— START —

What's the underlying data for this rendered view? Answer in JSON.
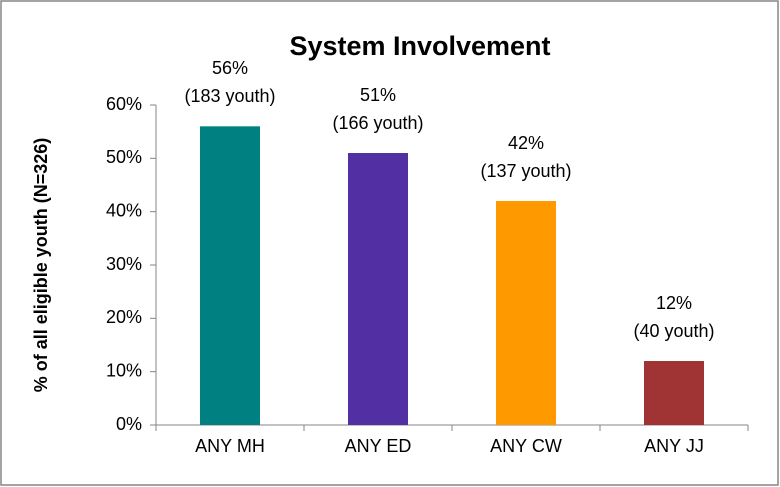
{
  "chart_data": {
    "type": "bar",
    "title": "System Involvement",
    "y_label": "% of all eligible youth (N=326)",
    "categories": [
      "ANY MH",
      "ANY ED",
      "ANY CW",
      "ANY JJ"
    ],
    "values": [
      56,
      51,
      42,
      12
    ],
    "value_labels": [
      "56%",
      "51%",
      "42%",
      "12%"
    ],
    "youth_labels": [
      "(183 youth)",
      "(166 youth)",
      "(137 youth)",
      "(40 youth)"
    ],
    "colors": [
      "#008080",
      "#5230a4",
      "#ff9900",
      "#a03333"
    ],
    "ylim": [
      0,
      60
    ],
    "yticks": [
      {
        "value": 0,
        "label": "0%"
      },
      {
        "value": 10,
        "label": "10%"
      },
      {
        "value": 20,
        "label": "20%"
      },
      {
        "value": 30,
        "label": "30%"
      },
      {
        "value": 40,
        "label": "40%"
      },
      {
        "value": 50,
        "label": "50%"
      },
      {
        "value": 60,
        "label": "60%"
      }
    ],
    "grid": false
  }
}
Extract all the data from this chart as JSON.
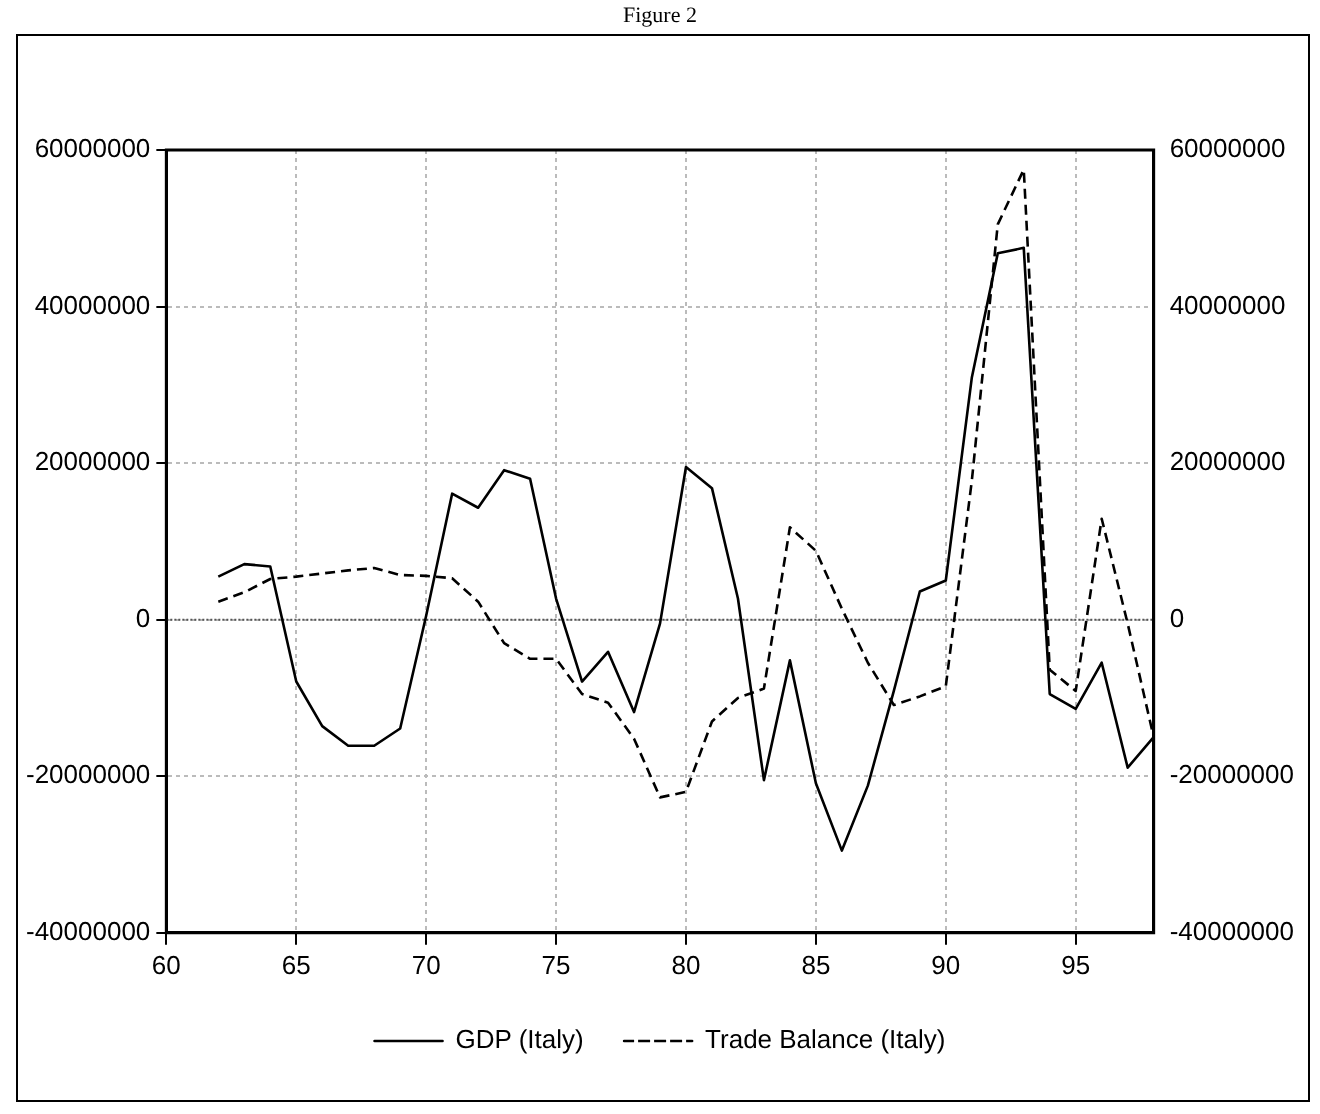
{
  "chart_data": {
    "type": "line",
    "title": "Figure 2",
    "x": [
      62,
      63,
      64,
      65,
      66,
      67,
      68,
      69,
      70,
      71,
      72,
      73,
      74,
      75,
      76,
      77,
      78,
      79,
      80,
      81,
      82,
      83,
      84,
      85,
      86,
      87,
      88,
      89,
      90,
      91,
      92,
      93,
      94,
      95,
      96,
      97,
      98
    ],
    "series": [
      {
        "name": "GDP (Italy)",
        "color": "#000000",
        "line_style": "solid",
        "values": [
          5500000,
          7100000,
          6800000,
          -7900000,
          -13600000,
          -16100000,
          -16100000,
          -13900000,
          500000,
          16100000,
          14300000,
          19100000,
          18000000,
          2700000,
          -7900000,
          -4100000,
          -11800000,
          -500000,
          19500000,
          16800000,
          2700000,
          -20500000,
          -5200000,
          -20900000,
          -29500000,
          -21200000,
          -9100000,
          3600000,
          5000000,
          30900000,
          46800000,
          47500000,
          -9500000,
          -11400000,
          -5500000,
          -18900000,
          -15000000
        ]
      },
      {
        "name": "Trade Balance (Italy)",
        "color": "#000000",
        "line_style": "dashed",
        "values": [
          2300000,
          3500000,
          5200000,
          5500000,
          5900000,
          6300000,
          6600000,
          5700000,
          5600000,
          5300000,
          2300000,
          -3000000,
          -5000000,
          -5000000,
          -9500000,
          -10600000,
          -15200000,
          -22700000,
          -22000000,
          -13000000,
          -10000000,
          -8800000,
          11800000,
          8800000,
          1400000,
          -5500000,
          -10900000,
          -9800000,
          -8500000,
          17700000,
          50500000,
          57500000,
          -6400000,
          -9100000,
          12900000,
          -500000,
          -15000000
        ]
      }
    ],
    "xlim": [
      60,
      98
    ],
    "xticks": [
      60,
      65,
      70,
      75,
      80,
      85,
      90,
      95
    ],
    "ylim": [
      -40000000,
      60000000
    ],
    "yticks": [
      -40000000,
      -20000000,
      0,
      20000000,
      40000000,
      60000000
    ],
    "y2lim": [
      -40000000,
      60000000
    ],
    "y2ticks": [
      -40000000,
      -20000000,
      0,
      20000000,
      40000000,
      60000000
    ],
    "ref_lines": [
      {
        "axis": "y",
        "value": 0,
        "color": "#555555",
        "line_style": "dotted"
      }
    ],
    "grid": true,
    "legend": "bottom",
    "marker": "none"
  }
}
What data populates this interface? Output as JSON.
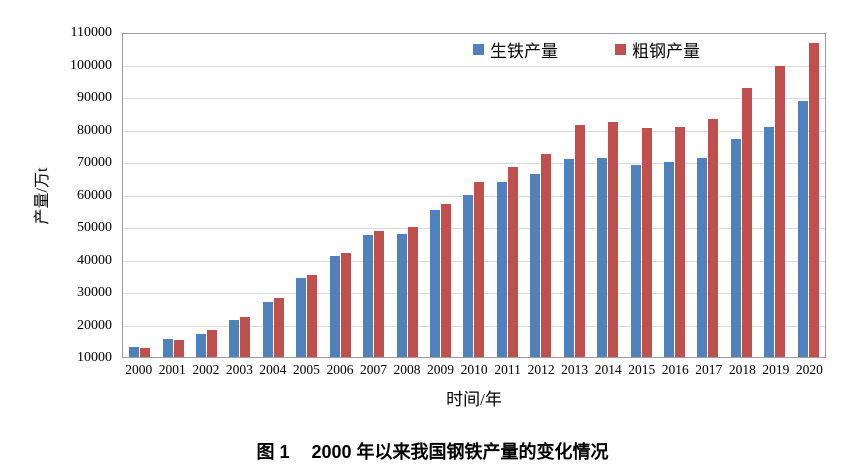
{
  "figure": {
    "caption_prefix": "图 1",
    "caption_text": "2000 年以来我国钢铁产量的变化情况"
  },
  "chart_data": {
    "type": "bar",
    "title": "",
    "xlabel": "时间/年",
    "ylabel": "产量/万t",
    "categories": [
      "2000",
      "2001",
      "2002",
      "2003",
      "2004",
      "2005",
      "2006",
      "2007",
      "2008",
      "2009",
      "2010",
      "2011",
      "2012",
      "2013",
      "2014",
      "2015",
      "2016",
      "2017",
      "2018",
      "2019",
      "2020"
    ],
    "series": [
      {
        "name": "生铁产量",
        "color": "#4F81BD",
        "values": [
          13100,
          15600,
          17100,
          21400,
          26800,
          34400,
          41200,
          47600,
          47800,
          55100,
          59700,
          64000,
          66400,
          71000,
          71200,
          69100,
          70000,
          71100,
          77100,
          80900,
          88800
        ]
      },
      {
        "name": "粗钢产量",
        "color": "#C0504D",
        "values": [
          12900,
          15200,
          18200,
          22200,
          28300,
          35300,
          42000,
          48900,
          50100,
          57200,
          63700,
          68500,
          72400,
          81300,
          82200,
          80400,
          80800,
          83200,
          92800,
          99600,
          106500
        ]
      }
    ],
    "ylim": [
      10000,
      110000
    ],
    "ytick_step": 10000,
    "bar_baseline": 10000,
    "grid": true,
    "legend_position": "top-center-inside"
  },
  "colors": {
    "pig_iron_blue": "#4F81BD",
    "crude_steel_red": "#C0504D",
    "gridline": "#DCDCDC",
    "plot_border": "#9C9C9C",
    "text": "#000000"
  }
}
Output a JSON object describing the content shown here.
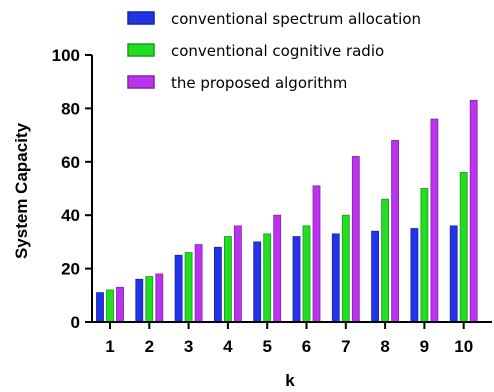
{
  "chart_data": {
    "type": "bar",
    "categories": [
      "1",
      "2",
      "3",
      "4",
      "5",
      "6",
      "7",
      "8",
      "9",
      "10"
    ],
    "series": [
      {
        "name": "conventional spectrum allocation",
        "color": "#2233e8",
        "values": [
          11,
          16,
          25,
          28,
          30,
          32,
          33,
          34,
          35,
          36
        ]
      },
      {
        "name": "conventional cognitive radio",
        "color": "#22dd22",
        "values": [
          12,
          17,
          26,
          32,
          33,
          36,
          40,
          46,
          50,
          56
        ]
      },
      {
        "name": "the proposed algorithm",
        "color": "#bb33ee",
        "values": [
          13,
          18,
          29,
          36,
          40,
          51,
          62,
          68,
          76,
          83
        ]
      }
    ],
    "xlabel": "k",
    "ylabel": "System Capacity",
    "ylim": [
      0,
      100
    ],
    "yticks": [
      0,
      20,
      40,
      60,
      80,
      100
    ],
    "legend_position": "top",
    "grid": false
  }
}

— END —

# [DIRECTION]
Reproduce the material above in full and without alteration, but skip all pictures.

# [PROBLEM SOLUTION]
What's the underlying data for this rendered view? Answer in JSON.
{
  "chart_data": {
    "type": "bar",
    "title": "System Involvement",
    "y_label": "% of all eligible youth (N=326)",
    "categories": [
      "ANY MH",
      "ANY ED",
      "ANY CW",
      "ANY JJ"
    ],
    "values": [
      56,
      51,
      42,
      12
    ],
    "value_labels": [
      "56%",
      "51%",
      "42%",
      "12%"
    ],
    "youth_labels": [
      "(183 youth)",
      "(166 youth)",
      "(137 youth)",
      "(40 youth)"
    ],
    "colors": [
      "#008080",
      "#5230a4",
      "#ff9900",
      "#a03333"
    ],
    "ylim": [
      0,
      60
    ],
    "yticks": [
      {
        "value": 0,
        "label": "0%"
      },
      {
        "value": 10,
        "label": "10%"
      },
      {
        "value": 20,
        "label": "20%"
      },
      {
        "value": 30,
        "label": "30%"
      },
      {
        "value": 40,
        "label": "40%"
      },
      {
        "value": 50,
        "label": "50%"
      },
      {
        "value": 60,
        "label": "60%"
      }
    ],
    "grid": false
  }
}
Extract all the data from this chart as JSON.
{
  "chart_data": {
    "type": "line",
    "title": "Figure 2",
    "x": [
      62,
      63,
      64,
      65,
      66,
      67,
      68,
      69,
      70,
      71,
      72,
      73,
      74,
      75,
      76,
      77,
      78,
      79,
      80,
      81,
      82,
      83,
      84,
      85,
      86,
      87,
      88,
      89,
      90,
      91,
      92,
      93,
      94,
      95,
      96,
      97,
      98
    ],
    "series": [
      {
        "name": "GDP (Italy)",
        "color": "#000000",
        "line_style": "solid",
        "values": [
          5500000,
          7100000,
          6800000,
          -7900000,
          -13600000,
          -16100000,
          -16100000,
          -13900000,
          500000,
          16100000,
          14300000,
          19100000,
          18000000,
          2700000,
          -7900000,
          -4100000,
          -11800000,
          -500000,
          19500000,
          16800000,
          2700000,
          -20500000,
          -5200000,
          -20900000,
          -29500000,
          -21200000,
          -9100000,
          3600000,
          5000000,
          30900000,
          46800000,
          47500000,
          -9500000,
          -11400000,
          -5500000,
          -18900000,
          -15000000
        ]
      },
      {
        "name": "Trade Balance (Italy)",
        "color": "#000000",
        "line_style": "dashed",
        "values": [
          2300000,
          3500000,
          5200000,
          5500000,
          5900000,
          6300000,
          6600000,
          5700000,
          5600000,
          5300000,
          2300000,
          -3000000,
          -5000000,
          -5000000,
          -9500000,
          -10600000,
          -15200000,
          -22700000,
          -22000000,
          -13000000,
          -10000000,
          -8800000,
          11800000,
          8800000,
          1400000,
          -5500000,
          -10900000,
          -9800000,
          -8500000,
          17700000,
          50500000,
          57500000,
          -6400000,
          -9100000,
          12900000,
          -500000,
          -15000000
        ]
      }
    ],
    "xlim": [
      60,
      98
    ],
    "xticks": [
      60,
      65,
      70,
      75,
      80,
      85,
      90,
      95
    ],
    "ylim": [
      -40000000,
      60000000
    ],
    "yticks": [
      -40000000,
      -20000000,
      0,
      20000000,
      40000000,
      60000000
    ],
    "y2lim": [
      -40000000,
      60000000
    ],
    "y2ticks": [
      -40000000,
      -20000000,
      0,
      20000000,
      40000000,
      60000000
    ],
    "ref_lines": [
      {
        "axis": "y",
        "value": 0,
        "color": "#555555",
        "line_style": "dotted"
      }
    ],
    "grid": true,
    "legend": "bottom",
    "marker": "none"
  }
}
What data populates this interface? Output as JSON.
{
  "figure": {
    "caption_prefix": "图 1",
    "caption_text": "2000 年以来我国钢铁产量的变化情况"
  },
  "chart_data": {
    "type": "bar",
    "title": "",
    "xlabel": "时间/年",
    "ylabel": "产量/万t",
    "categories": [
      "2000",
      "2001",
      "2002",
      "2003",
      "2004",
      "2005",
      "2006",
      "2007",
      "2008",
      "2009",
      "2010",
      "2011",
      "2012",
      "2013",
      "2014",
      "2015",
      "2016",
      "2017",
      "2018",
      "2019",
      "2020"
    ],
    "series": [
      {
        "name": "生铁产量",
        "color": "#4F81BD",
        "values": [
          13100,
          15600,
          17100,
          21400,
          26800,
          34400,
          41200,
          47600,
          47800,
          55100,
          59700,
          64000,
          66400,
          71000,
          71200,
          69100,
          70000,
          71100,
          77100,
          80900,
          88800
        ]
      },
      {
        "name": "粗钢产量",
        "color": "#C0504D",
        "values": [
          12900,
          15200,
          18200,
          22200,
          28300,
          35300,
          42000,
          48900,
          50100,
          57200,
          63700,
          68500,
          72400,
          81300,
          82200,
          80400,
          80800,
          83200,
          92800,
          99600,
          106500
        ]
      }
    ],
    "ylim": [
      10000,
      110000
    ],
    "ytick_step": 10000,
    "bar_baseline": 10000,
    "grid": true,
    "legend_position": "top-center-inside"
  },
  "colors": {
    "pig_iron_blue": "#4F81BD",
    "crude_steel_red": "#C0504D",
    "gridline": "#DCDCDC",
    "plot_border": "#9C9C9C",
    "text": "#000000"
  }
}
Output a JSON object describing the content shown here.
{
  "chart_data": {
    "type": "bar",
    "categories": [
      "1",
      "2",
      "3",
      "4",
      "5",
      "6",
      "7",
      "8",
      "9",
      "10"
    ],
    "series": [
      {
        "name": "conventional spectrum allocation",
        "color": "#2233e8",
        "values": [
          11,
          16,
          25,
          28,
          30,
          32,
          33,
          34,
          35,
          36
        ]
      },
      {
        "name": "conventional cognitive radio",
        "color": "#22dd22",
        "values": [
          12,
          17,
          26,
          32,
          33,
          36,
          40,
          46,
          50,
          56
        ]
      },
      {
        "name": "the proposed algorithm",
        "color": "#bb33ee",
        "values": [
          13,
          18,
          29,
          36,
          40,
          51,
          62,
          68,
          76,
          83
        ]
      }
    ],
    "xlabel": "k",
    "ylabel": "System Capacity",
    "ylim": [
      0,
      100
    ],
    "yticks": [
      0,
      20,
      40,
      60,
      80,
      100
    ],
    "legend_position": "top",
    "grid": false
  }
}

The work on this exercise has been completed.